• [Dataset content]:
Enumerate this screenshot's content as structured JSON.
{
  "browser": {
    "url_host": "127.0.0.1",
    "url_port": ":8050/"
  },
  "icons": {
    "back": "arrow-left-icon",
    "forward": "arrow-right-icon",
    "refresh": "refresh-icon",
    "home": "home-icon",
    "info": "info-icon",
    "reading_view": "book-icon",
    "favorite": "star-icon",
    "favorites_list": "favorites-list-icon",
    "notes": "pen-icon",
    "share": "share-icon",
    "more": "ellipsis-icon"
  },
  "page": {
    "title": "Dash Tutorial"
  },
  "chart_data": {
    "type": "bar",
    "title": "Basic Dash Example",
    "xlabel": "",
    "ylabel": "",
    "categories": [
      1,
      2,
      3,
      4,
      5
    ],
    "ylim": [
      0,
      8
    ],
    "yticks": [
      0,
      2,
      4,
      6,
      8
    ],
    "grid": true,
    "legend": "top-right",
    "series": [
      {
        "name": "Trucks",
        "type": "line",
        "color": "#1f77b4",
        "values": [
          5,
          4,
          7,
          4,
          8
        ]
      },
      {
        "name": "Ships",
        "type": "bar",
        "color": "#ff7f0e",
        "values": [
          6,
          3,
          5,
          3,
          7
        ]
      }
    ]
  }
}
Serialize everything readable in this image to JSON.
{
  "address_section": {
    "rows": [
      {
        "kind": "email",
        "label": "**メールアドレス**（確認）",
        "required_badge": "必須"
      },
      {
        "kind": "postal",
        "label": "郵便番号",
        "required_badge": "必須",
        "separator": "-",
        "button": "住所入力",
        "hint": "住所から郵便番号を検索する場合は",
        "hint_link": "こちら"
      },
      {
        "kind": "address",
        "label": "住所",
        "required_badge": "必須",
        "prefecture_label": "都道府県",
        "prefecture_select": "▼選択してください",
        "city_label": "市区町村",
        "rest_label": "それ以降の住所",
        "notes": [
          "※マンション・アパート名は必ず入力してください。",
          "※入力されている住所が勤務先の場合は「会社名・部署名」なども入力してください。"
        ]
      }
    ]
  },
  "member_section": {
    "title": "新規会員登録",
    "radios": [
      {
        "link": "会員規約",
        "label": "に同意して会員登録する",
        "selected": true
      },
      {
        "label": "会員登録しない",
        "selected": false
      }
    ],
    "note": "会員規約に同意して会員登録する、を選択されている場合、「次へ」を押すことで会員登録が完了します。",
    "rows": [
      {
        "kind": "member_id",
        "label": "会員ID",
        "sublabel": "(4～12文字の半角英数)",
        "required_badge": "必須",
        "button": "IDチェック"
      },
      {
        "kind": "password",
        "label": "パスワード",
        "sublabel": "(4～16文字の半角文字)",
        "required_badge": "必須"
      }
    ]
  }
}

• [Work instructions]: Word for word, extract all the records.

• [Completed task]:
Enumerate this screenshot's content as structured JSON.
{
  "browser": {
    "url_host": "127.0.0.1",
    "url_port": ":8050/"
  },
  "icons": {
    "back": "arrow-left-icon",
    "forward": "arrow-right-icon",
    "refresh": "refresh-icon",
    "home": "home-icon",
    "info": "info-icon",
    "reading_view": "book-icon",
    "favorite": "star-icon",
    "favorites_list": "favorites-list-icon",
    "notes": "pen-icon",
    "share": "share-icon",
    "more": "ellipsis-icon"
  },
  "page": {
    "title": "Dash Tutorial"
  },
  "chart_data": {
    "type": "bar",
    "title": "Basic Dash Example",
    "xlabel": "",
    "ylabel": "",
    "categories": [
      1,
      2,
      3,
      4,
      5
    ],
    "ylim": [
      0,
      8
    ],
    "yticks": [
      0,
      2,
      4,
      6,
      8
    ],
    "grid": true,
    "legend": "top-right",
    "series": [
      {
        "name": "Trucks",
        "type": "line",
        "color": "#1f77b4",
        "values": [
          5,
          4,
          7,
          4,
          8
        ]
      },
      {
        "name": "Ships",
        "type": "bar",
        "color": "#ff7f0e",
        "values": [
          6,
          3,
          5,
          3,
          7
        ]
      }
    ]
  }
}
Serialize everything readable in this image to JSON.
{
  "address_section": {
    "rows": [
      {
        "kind": "email",
        "label": "**メールアドレス**（確認）",
        "required_badge": "必須"
      },
      {
        "kind": "postal",
        "label": "郵便番号",
        "required_badge": "必須",
        "separator": "-",
        "button": "住所入力",
        "hint": "住所から郵便番号を検索する場合は",
        "hint_link": "こちら"
      },
      {
        "kind": "address",
        "label": "住所",
        "required_badge": "必須",
        "prefecture_label": "都道府県",
        "prefecture_select": "▼選択してください",
        "city_label": "市区町村",
        "rest_label": "それ以降の住所",
        "notes": [
          "※マンション・アパート名は必ず入力してください。",
          "※入力されている住所が勤務先の場合は「会社名・部署名」なども入力してください。"
        ]
      }
    ]
  },
  "member_section": {
    "title": "新規会員登録",
    "radios": [
      {
        "link": "会員規約",
        "label": "に同意して会員登録する",
        "selected": true
      },
      {
        "label": "会員登録しない",
        "selected": false
      }
    ],
    "note": "会員規約に同意して会員登録する、を選択されている場合、「次へ」を押すことで会員登録が完了します。",
    "rows": [
      {
        "kind": "member_id",
        "label": "会員ID",
        "sublabel": "(4～12文字の半角英数)",
        "required_badge": "必須",
        "button": "IDチェック"
      },
      {
        "kind": "password",
        "label": "パスワード",
        "sublabel": "(4～16文字の半角文字)",
        "required_badge": "必須"
      }
    ]
  }
}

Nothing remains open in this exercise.